The entries that follow should be written out exactly.

GIVEN RECORDS:
==========

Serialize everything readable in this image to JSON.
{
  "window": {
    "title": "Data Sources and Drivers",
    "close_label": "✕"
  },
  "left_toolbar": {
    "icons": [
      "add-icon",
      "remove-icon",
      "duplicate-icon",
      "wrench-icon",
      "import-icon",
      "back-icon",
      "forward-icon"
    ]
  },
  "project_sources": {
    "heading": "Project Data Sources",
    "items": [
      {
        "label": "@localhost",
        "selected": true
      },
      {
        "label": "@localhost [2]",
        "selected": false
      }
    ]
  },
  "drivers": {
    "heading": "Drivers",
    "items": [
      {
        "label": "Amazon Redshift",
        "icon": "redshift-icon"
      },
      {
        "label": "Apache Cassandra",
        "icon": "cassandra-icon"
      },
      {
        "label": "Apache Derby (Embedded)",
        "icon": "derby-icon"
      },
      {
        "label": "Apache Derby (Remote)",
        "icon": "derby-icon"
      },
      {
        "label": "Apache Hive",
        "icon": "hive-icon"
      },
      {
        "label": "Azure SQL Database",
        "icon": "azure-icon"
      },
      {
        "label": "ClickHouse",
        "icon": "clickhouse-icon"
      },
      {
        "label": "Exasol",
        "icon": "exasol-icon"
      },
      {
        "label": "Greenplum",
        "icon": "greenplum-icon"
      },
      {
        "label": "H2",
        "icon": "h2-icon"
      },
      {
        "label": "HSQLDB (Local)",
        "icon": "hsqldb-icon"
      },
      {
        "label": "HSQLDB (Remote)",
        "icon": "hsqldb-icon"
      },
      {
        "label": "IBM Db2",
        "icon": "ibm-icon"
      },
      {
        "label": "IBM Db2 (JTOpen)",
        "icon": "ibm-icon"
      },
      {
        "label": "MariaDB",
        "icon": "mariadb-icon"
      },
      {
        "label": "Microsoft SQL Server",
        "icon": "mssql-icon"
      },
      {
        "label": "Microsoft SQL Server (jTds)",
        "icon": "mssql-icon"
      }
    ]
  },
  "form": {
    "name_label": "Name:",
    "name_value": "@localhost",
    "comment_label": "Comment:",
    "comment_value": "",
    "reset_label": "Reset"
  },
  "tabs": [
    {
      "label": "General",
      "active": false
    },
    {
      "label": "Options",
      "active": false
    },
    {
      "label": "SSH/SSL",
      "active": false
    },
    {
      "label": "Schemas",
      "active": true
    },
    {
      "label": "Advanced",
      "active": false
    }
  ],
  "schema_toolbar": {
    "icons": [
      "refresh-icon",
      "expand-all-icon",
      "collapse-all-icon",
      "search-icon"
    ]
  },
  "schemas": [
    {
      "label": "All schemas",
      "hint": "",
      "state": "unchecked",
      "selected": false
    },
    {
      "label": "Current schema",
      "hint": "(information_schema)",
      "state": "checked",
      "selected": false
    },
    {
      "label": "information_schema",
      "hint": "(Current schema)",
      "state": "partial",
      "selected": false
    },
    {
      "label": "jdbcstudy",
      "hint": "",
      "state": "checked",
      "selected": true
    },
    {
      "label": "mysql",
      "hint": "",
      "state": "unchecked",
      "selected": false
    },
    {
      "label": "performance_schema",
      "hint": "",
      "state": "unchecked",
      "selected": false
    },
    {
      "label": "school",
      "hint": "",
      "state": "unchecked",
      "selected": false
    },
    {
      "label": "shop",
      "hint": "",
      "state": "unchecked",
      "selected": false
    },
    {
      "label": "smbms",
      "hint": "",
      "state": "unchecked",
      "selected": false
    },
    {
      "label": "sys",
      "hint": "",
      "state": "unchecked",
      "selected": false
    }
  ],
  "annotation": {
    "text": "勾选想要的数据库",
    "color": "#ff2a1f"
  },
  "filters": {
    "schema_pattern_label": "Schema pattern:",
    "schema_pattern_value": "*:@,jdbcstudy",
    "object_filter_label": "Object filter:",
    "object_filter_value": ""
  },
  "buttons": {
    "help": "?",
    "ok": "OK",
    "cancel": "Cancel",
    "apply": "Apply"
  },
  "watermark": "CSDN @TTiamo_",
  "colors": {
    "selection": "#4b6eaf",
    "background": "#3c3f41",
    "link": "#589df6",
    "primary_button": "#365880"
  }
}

==========

COMPLETED TASK:
Serialize everything readable in this image to JSON.
{
  "window": {
    "title": "Data Sources and Drivers",
    "close_label": "✕"
  },
  "left_toolbar": {
    "icons": [
      "add-icon",
      "remove-icon",
      "duplicate-icon",
      "wrench-icon",
      "import-icon",
      "back-icon",
      "forward-icon"
    ]
  },
  "project_sources": {
    "heading": "Project Data Sources",
    "items": [
      {
        "label": "@localhost",
        "selected": true
      },
      {
        "label": "@localhost [2]",
        "selected": false
      }
    ]
  },
  "drivers": {
    "heading": "Drivers",
    "items": [
      {
        "label": "Amazon Redshift",
        "icon": "redshift-icon"
      },
      {
        "label": "Apache Cassandra",
        "icon": "cassandra-icon"
      },
      {
        "label": "Apache Derby (Embedded)",
        "icon": "derby-icon"
      },
      {
        "label": "Apache Derby (Remote)",
        "icon": "derby-icon"
      },
      {
        "label": "Apache Hive",
        "icon": "hive-icon"
      },
      {
        "label": "Azure SQL Database",
        "icon": "azure-icon"
      },
      {
        "label": "ClickHouse",
        "icon": "clickhouse-icon"
      },
      {
        "label": "Exasol",
        "icon": "exasol-icon"
      },
      {
        "label": "Greenplum",
        "icon": "greenplum-icon"
      },
      {
        "label": "H2",
        "icon": "h2-icon"
      },
      {
        "label": "HSQLDB (Local)",
        "icon": "hsqldb-icon"
      },
      {
        "label": "HSQLDB (Remote)",
        "icon": "hsqldb-icon"
      },
      {
        "label": "IBM Db2",
        "icon": "ibm-icon"
      },
      {
        "label": "IBM Db2 (JTOpen)",
        "icon": "ibm-icon"
      },
      {
        "label": "MariaDB",
        "icon": "mariadb-icon"
      },
      {
        "label": "Microsoft SQL Server",
        "icon": "mssql-icon"
      },
      {
        "label": "Microsoft SQL Server (jTds)",
        "icon": "mssql-icon"
      }
    ]
  },
  "form": {
    "name_label": "Name:",
    "name_value": "@localhost",
    "comment_label": "Comment:",
    "comment_value": "",
    "reset_label": "Reset"
  },
  "tabs": [
    {
      "label": "General",
      "active": false
    },
    {
      "label": "Options",
      "active": false
    },
    {
      "label": "SSH/SSL",
      "active": false
    },
    {
      "label": "Schemas",
      "active": true
    },
    {
      "label": "Advanced",
      "active": false
    }
  ],
  "schema_toolbar": {
    "icons": [
      "refresh-icon",
      "expand-all-icon",
      "collapse-all-icon",
      "search-icon"
    ]
  },
  "schemas": [
    {
      "label": "All schemas",
      "hint": "",
      "state": "unchecked",
      "selected": false
    },
    {
      "label": "Current schema",
      "hint": "(information_schema)",
      "state": "checked",
      "selected": false
    },
    {
      "label": "information_schema",
      "hint": "(Current schema)",
      "state": "partial",
      "selected": false
    },
    {
      "label": "jdbcstudy",
      "hint": "",
      "state": "checked",
      "selected": true
    },
    {
      "label": "mysql",
      "hint": "",
      "state": "unchecked",
      "selected": false
    },
    {
      "label": "performance_schema",
      "hint": "",
      "state": "unchecked",
      "selected": false
    },
    {
      "label": "school",
      "hint": "",
      "state": "unchecked",
      "selected": false
    },
    {
      "label": "shop",
      "hint": "",
      "state": "unchecked",
      "selected": false
    },
    {
      "label": "smbms",
      "hint": "",
      "state": "unchecked",
      "selected": false
    },
    {
      "label": "sys",
      "hint": "",
      "state": "unchecked",
      "selected": false
    }
  ],
  "annotation": {
    "text": "勾选想要的数据库",
    "color": "#ff2a1f"
  },
  "filters": {
    "schema_pattern_label": "Schema pattern:",
    "schema_pattern_value": "*:@,jdbcstudy",
    "object_filter_label": "Object filter:",
    "object_filter_value": ""
  },
  "buttons": {
    "help": "?",
    "ok": "OK",
    "cancel": "Cancel",
    "apply": "Apply"
  },
  "watermark": "CSDN @TTiamo_",
  "colors": {
    "selection": "#4b6eaf",
    "background": "#3c3f41",
    "link": "#589df6",
    "primary_button": "#365880"
  }
}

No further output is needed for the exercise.